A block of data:
--- begin ---
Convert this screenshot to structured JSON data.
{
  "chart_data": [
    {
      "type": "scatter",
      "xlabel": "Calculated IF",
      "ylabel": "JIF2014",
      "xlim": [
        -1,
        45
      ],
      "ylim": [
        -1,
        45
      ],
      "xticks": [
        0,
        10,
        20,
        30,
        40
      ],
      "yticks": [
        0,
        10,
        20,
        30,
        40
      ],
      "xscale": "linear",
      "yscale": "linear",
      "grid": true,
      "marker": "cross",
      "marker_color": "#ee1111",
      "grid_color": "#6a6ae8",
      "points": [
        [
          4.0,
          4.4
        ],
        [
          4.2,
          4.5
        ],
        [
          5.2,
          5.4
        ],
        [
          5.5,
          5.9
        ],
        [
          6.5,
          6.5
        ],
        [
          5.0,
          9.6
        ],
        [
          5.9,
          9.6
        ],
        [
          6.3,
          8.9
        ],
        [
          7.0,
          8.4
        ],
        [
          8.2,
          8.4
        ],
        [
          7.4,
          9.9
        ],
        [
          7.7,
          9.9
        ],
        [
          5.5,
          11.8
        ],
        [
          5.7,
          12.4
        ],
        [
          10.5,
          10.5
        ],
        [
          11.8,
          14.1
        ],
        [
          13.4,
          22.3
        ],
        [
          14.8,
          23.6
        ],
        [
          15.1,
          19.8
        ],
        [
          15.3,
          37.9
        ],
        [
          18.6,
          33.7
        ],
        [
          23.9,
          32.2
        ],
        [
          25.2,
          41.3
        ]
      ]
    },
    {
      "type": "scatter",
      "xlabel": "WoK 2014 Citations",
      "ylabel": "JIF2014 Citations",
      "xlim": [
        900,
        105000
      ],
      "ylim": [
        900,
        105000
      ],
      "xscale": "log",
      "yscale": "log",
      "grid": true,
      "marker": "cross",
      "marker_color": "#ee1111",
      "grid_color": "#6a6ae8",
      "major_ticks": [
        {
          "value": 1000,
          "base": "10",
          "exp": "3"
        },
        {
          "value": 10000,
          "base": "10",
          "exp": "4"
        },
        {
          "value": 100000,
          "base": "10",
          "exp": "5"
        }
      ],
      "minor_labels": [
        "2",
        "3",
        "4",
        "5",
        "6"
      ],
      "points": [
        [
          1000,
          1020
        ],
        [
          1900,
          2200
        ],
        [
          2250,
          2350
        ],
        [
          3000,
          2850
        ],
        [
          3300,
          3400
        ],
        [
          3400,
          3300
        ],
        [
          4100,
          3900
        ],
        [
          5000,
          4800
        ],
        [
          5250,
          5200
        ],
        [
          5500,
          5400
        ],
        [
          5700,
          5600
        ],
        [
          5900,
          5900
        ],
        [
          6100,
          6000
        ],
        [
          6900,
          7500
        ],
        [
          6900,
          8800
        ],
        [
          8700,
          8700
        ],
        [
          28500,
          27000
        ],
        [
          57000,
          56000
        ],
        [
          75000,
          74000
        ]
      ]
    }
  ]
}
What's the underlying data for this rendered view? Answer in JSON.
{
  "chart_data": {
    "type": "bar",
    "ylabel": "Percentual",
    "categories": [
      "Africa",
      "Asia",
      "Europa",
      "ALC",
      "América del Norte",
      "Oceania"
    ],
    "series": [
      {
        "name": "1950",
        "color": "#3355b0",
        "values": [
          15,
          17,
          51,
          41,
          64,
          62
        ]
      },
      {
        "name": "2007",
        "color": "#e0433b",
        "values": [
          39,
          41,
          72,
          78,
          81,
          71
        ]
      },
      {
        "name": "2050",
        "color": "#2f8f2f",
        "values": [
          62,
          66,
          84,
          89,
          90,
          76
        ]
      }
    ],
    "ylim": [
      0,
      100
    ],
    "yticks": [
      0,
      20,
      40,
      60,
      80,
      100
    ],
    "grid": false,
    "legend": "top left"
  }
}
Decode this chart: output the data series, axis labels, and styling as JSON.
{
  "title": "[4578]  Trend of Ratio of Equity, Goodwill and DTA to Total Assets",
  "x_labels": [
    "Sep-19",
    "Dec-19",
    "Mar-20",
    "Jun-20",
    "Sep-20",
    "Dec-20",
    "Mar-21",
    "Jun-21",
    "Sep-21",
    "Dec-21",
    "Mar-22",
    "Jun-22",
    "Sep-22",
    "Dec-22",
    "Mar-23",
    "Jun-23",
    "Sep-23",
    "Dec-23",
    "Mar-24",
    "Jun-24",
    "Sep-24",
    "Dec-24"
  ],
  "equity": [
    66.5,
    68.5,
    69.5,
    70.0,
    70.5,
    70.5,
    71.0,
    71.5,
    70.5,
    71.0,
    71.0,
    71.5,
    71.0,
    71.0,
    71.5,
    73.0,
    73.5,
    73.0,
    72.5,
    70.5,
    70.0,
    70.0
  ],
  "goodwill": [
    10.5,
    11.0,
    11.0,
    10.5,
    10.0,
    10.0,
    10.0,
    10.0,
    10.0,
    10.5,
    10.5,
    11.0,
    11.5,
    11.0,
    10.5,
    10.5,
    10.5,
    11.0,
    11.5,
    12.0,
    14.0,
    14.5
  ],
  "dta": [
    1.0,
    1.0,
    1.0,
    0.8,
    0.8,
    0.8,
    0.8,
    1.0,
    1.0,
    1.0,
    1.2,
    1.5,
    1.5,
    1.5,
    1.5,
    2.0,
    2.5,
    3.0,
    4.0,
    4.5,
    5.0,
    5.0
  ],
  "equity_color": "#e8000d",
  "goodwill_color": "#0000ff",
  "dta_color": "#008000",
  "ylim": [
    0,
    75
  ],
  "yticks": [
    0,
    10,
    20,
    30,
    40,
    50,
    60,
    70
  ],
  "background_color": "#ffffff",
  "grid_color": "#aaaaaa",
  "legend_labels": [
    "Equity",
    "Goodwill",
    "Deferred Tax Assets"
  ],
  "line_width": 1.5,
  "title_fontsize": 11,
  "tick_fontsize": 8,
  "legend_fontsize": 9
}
--- end ---
Directions: Quote each line of the listing above exactly.

Reply to the exercise:
Convert this screenshot to structured JSON data.
{
  "chart_data": [
    {
      "type": "scatter",
      "xlabel": "Calculated IF",
      "ylabel": "JIF2014",
      "xlim": [
        -1,
        45
      ],
      "ylim": [
        -1,
        45
      ],
      "xticks": [
        0,
        10,
        20,
        30,
        40
      ],
      "yticks": [
        0,
        10,
        20,
        30,
        40
      ],
      "xscale": "linear",
      "yscale": "linear",
      "grid": true,
      "marker": "cross",
      "marker_color": "#ee1111",
      "grid_color": "#6a6ae8",
      "points": [
        [
          4.0,
          4.4
        ],
        [
          4.2,
          4.5
        ],
        [
          5.2,
          5.4
        ],
        [
          5.5,
          5.9
        ],
        [
          6.5,
          6.5
        ],
        [
          5.0,
          9.6
        ],
        [
          5.9,
          9.6
        ],
        [
          6.3,
          8.9
        ],
        [
          7.0,
          8.4
        ],
        [
          8.2,
          8.4
        ],
        [
          7.4,
          9.9
        ],
        [
          7.7,
          9.9
        ],
        [
          5.5,
          11.8
        ],
        [
          5.7,
          12.4
        ],
        [
          10.5,
          10.5
        ],
        [
          11.8,
          14.1
        ],
        [
          13.4,
          22.3
        ],
        [
          14.8,
          23.6
        ],
        [
          15.1,
          19.8
        ],
        [
          15.3,
          37.9
        ],
        [
          18.6,
          33.7
        ],
        [
          23.9,
          32.2
        ],
        [
          25.2,
          41.3
        ]
      ]
    },
    {
      "type": "scatter",
      "xlabel": "WoK 2014 Citations",
      "ylabel": "JIF2014 Citations",
      "xlim": [
        900,
        105000
      ],
      "ylim": [
        900,
        105000
      ],
      "xscale": "log",
      "yscale": "log",
      "grid": true,
      "marker": "cross",
      "marker_color": "#ee1111",
      "grid_color": "#6a6ae8",
      "major_ticks": [
        {
          "value": 1000,
          "base": "10",
          "exp": "3"
        },
        {
          "value": 10000,
          "base": "10",
          "exp": "4"
        },
        {
          "value": 100000,
          "base": "10",
          "exp": "5"
        }
      ],
      "minor_labels": [
        "2",
        "3",
        "4",
        "5",
        "6"
      ],
      "points": [
        [
          1000,
          1020
        ],
        [
          1900,
          2200
        ],
        [
          2250,
          2350
        ],
        [
          3000,
          2850
        ],
        [
          3300,
          3400
        ],
        [
          3400,
          3300
        ],
        [
          4100,
          3900
        ],
        [
          5000,
          4800
        ],
        [
          5250,
          5200
        ],
        [
          5500,
          5400
        ],
        [
          5700,
          5600
        ],
        [
          5900,
          5900
        ],
        [
          6100,
          6000
        ],
        [
          6900,
          7500
        ],
        [
          6900,
          8800
        ],
        [
          8700,
          8700
        ],
        [
          28500,
          27000
        ],
        [
          57000,
          56000
        ],
        [
          75000,
          74000
        ]
      ]
    }
  ]
}
What's the underlying data for this rendered view? Answer in JSON.
{
  "chart_data": {
    "type": "bar",
    "ylabel": "Percentual",
    "categories": [
      "Africa",
      "Asia",
      "Europa",
      "ALC",
      "América del Norte",
      "Oceania"
    ],
    "series": [
      {
        "name": "1950",
        "color": "#3355b0",
        "values": [
          15,
          17,
          51,
          41,
          64,
          62
        ]
      },
      {
        "name": "2007",
        "color": "#e0433b",
        "values": [
          39,
          41,
          72,
          78,
          81,
          71
        ]
      },
      {
        "name": "2050",
        "color": "#2f8f2f",
        "values": [
          62,
          66,
          84,
          89,
          90,
          76
        ]
      }
    ],
    "ylim": [
      0,
      100
    ],
    "yticks": [
      0,
      20,
      40,
      60,
      80,
      100
    ],
    "grid": false,
    "legend": "top left"
  }
}
Decode this chart: output the data series, axis labels, and styling as JSON.
{
  "title": "[4578]  Trend of Ratio of Equity, Goodwill and DTA to Total Assets",
  "x_labels": [
    "Sep-19",
    "Dec-19",
    "Mar-20",
    "Jun-20",
    "Sep-20",
    "Dec-20",
    "Mar-21",
    "Jun-21",
    "Sep-21",
    "Dec-21",
    "Mar-22",
    "Jun-22",
    "Sep-22",
    "Dec-22",
    "Mar-23",
    "Jun-23",
    "Sep-23",
    "Dec-23",
    "Mar-24",
    "Jun-24",
    "Sep-24",
    "Dec-24"
  ],
  "equity": [
    66.5,
    68.5,
    69.5,
    70.0,
    70.5,
    70.5,
    71.0,
    71.5,
    70.5,
    71.0,
    71.0,
    71.5,
    71.0,
    71.0,
    71.5,
    73.0,
    73.5,
    73.0,
    72.5,
    70.5,
    70.0,
    70.0
  ],
  "goodwill": [
    10.5,
    11.0,
    11.0,
    10.5,
    10.0,
    10.0,
    10.0,
    10.0,
    10.0,
    10.5,
    10.5,
    11.0,
    11.5,
    11.0,
    10.5,
    10.5,
    10.5,
    11.0,
    11.5,
    12.0,
    14.0,
    14.5
  ],
  "dta": [
    1.0,
    1.0,
    1.0,
    0.8,
    0.8,
    0.8,
    0.8,
    1.0,
    1.0,
    1.0,
    1.2,
    1.5,
    1.5,
    1.5,
    1.5,
    2.0,
    2.5,
    3.0,
    4.0,
    4.5,
    5.0,
    5.0
  ],
  "equity_color": "#e8000d",
  "goodwill_color": "#0000ff",
  "dta_color": "#008000",
  "ylim": [
    0,
    75
  ],
  "yticks": [
    0,
    10,
    20,
    30,
    40,
    50,
    60,
    70
  ],
  "background_color": "#ffffff",
  "grid_color": "#aaaaaa",
  "legend_labels": [
    "Equity",
    "Goodwill",
    "Deferred Tax Assets"
  ],
  "line_width": 1.5,
  "title_fontsize": 11,
  "tick_fontsize": 8,
  "legend_fontsize": 9
}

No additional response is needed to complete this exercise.